• [YOUR OBJECTIVE]: Copy out all of the material, matching it word for word.

[Start RECORD SET]

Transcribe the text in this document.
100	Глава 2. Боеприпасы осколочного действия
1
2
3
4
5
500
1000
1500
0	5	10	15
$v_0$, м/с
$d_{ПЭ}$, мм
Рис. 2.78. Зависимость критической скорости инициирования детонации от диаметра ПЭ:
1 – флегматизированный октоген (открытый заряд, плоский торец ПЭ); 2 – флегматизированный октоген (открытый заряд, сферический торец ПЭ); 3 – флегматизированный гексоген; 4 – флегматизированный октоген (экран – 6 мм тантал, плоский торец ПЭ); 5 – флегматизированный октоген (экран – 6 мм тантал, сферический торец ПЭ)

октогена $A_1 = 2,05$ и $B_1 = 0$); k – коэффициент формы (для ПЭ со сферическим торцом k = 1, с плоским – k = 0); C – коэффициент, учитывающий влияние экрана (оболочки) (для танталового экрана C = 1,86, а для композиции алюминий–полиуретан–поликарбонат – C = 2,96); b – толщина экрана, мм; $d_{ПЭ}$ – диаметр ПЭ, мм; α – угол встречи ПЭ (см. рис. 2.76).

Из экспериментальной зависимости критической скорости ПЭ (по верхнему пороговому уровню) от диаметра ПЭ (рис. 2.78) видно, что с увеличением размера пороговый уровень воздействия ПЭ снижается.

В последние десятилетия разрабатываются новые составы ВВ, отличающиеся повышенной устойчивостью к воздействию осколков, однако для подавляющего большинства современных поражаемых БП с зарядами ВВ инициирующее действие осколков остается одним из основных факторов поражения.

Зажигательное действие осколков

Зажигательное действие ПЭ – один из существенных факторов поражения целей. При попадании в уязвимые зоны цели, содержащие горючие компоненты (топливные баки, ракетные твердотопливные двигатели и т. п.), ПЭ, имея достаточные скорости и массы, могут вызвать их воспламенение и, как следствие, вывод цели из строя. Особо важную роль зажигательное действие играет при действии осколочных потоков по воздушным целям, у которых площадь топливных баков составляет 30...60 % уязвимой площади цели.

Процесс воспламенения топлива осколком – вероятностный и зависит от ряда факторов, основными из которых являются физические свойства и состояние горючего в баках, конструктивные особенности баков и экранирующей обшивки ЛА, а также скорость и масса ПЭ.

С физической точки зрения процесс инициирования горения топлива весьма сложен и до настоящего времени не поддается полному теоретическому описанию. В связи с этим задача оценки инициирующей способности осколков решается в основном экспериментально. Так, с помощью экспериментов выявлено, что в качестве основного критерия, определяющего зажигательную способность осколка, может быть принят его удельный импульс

[End RECORD SET]

• [SOLVED PROBLEM]:
Transcribe the text in this document.
100	Глава 2. Боеприпасы осколочного действия
1
2
3
4
5
500
1000
1500
0	5	10	15
$v_0$, м/с
$d_{ПЭ}$, мм
Рис. 2.78. Зависимость критической скорости инициирования детонации от диаметра ПЭ:
1 – флегматизированный октоген (открытый заряд, плоский торец ПЭ); 2 – флегматизированный октоген (открытый заряд, сферический торец ПЭ); 3 – флегматизированный гексоген; 4 – флегматизированный октоген (экран – 6 мм тантал, плоский торец ПЭ); 5 – флегматизированный октоген (экран – 6 мм тантал, сферический торец ПЭ)

октогена $A_1 = 2,05$ и $B_1 = 0$); k – коэффициент формы (для ПЭ со сферическим торцом k = 1, с плоским – k = 0); C – коэффициент, учитывающий влияние экрана (оболочки) (для танталового экрана C = 1,86, а для композиции алюминий–полиуретан–поликарбонат – C = 2,96); b – толщина экрана, мм; $d_{ПЭ}$ – диаметр ПЭ, мм; α – угол встречи ПЭ (см. рис. 2.76).

Из экспериментальной зависимости критической скорости ПЭ (по верхнему пороговому уровню) от диаметра ПЭ (рис. 2.78) видно, что с увеличением размера пороговый уровень воздействия ПЭ снижается.

В последние десятилетия разрабатываются новые составы ВВ, отличающиеся повышенной устойчивостью к воздействию осколков, однако для подавляющего большинства современных поражаемых БП с зарядами ВВ инициирующее действие осколков остается одним из основных факторов поражения.

Зажигательное действие осколков

Зажигательное действие ПЭ – один из существенных факторов поражения целей. При попадании в уязвимые зоны цели, содержащие горючие компоненты (топливные баки, ракетные твердотопливные двигатели и т. п.), ПЭ, имея достаточные скорости и массы, могут вызвать их воспламенение и, как следствие, вывод цели из строя. Особо важную роль зажигательное действие играет при действии осколочных потоков по воздушным целям, у которых площадь топливных баков составляет 30...60 % уязвимой площади цели.

Процесс воспламенения топлива осколком – вероятностный и зависит от ряда факторов, основными из которых являются физические свойства и состояние горючего в баках, конструктивные особенности баков и экранирующей обшивки ЛА, а также скорость и масса ПЭ.

С физической точки зрения процесс инициирования горения топлива весьма сложен и до настоящего времени не поддается полному теоретическому описанию. В связи с этим задача оценки инициирующей способности осколков решается в основном экспериментально. Так, с помощью экспериментов выявлено, что в качестве основного критерия, определяющего зажигательную способность осколка, может быть принят его удельный импульс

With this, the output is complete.